(Items listed in a dataset)
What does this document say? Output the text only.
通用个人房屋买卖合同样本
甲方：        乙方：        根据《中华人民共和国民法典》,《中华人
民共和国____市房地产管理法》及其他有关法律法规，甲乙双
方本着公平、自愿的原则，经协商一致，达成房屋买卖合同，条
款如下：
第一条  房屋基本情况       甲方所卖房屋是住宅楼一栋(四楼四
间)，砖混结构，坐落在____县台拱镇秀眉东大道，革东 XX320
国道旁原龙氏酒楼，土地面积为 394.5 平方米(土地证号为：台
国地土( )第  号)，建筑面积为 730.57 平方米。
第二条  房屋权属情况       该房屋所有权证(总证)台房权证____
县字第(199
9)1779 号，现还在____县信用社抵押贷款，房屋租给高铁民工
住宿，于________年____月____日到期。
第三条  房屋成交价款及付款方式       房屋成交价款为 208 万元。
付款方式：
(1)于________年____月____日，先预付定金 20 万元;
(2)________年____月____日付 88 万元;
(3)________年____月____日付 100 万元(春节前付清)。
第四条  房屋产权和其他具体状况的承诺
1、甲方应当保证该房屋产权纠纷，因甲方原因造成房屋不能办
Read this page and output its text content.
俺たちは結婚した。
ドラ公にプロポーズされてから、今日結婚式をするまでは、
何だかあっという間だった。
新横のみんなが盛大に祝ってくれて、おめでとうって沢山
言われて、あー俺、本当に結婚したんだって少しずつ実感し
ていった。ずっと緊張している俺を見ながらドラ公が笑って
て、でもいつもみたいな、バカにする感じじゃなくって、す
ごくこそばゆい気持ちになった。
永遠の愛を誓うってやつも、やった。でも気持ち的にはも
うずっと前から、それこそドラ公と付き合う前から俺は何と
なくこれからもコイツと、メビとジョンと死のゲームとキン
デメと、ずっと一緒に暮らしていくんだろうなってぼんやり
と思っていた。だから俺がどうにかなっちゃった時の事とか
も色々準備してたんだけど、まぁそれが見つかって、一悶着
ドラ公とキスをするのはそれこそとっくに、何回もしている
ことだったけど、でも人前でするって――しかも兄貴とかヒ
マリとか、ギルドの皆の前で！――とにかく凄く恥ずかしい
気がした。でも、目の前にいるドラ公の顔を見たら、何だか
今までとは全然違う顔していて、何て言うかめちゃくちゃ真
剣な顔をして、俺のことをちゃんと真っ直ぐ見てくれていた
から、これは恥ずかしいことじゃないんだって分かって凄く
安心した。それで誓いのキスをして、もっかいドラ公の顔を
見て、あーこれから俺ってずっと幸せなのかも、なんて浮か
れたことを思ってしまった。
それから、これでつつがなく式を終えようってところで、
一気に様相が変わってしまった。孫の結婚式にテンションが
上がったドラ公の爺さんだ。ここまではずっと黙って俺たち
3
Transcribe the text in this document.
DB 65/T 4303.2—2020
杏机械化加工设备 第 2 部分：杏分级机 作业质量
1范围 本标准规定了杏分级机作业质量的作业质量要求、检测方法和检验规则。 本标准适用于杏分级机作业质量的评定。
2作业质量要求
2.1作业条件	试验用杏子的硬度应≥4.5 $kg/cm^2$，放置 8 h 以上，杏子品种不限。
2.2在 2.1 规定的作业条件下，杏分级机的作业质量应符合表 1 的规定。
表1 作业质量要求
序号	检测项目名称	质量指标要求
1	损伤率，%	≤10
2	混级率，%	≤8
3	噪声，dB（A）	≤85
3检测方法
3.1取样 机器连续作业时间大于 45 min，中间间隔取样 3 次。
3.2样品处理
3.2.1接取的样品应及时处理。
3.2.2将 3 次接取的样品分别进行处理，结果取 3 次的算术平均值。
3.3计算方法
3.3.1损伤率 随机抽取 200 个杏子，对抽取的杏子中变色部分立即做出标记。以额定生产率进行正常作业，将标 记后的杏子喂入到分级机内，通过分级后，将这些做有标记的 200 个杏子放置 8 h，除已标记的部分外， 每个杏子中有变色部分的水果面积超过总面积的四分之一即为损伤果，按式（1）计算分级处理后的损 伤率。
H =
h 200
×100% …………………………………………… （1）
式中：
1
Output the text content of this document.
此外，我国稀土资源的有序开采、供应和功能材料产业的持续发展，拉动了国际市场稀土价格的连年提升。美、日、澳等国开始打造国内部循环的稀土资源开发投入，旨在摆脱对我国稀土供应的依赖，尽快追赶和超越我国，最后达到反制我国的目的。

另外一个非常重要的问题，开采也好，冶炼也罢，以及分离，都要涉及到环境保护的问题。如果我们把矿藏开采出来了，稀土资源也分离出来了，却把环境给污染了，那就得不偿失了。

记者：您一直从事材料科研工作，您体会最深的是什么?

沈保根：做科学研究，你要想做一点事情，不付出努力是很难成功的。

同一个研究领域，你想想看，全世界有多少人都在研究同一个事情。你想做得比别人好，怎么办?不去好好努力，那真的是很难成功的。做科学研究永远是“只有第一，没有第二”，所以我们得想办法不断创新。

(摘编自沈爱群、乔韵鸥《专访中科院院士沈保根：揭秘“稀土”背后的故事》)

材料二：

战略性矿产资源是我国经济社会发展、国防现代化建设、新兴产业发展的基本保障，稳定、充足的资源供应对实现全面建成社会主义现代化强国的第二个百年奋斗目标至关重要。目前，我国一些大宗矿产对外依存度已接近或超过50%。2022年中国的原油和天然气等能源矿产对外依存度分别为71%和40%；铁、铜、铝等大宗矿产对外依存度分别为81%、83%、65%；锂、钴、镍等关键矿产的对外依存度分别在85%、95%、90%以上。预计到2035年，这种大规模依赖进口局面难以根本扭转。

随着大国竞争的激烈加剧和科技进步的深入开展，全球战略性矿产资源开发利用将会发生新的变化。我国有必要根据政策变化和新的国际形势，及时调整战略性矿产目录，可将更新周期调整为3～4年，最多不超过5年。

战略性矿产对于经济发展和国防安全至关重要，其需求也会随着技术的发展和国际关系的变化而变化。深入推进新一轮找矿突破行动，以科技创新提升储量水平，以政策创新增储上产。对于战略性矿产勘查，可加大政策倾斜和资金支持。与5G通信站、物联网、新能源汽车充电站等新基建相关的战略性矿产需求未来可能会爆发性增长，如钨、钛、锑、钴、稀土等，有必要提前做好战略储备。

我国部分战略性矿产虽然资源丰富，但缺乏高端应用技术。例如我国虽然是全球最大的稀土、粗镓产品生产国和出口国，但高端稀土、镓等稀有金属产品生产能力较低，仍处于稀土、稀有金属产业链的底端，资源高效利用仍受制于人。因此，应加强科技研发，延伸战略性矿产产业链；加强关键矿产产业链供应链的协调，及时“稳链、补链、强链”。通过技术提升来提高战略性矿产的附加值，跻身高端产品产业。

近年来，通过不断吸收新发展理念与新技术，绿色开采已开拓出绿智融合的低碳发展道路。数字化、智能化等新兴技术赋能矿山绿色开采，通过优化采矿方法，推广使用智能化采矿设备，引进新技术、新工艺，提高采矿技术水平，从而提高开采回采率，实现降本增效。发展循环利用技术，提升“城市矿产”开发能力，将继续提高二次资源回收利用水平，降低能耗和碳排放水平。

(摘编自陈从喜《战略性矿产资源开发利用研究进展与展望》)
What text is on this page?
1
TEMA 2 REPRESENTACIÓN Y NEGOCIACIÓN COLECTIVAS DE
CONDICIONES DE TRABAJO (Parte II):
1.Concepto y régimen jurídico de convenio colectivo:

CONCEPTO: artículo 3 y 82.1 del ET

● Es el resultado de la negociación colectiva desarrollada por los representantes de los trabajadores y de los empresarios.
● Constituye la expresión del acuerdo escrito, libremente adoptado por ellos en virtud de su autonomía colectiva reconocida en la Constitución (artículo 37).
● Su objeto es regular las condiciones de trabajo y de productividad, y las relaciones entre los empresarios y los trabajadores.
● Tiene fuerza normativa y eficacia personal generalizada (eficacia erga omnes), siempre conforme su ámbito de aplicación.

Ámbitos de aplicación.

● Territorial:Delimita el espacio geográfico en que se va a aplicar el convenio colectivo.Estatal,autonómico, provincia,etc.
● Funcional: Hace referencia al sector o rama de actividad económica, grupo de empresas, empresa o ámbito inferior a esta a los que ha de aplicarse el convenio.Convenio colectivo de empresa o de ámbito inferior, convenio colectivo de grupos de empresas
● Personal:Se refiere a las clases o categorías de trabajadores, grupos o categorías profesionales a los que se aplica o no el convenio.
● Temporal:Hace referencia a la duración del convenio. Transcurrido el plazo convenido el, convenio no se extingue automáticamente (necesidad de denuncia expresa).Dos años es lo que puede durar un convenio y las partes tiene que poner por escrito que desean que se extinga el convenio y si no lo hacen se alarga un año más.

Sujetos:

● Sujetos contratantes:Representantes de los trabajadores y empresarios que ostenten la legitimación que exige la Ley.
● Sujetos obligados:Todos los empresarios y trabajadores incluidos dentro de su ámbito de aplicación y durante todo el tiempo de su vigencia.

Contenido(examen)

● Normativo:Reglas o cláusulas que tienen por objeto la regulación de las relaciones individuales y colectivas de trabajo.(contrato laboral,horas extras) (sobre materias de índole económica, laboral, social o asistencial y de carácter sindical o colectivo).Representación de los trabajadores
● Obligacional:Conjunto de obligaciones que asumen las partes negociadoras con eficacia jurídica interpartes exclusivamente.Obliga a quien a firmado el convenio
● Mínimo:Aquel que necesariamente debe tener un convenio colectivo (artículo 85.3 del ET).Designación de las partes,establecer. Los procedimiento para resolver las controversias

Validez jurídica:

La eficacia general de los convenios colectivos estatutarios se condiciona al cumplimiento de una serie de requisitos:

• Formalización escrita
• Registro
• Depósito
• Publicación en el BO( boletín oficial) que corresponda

Problem requirements: For the listing above, give the number of lines in which the string "content" occurs, and nothing else.

Exercise solution: 2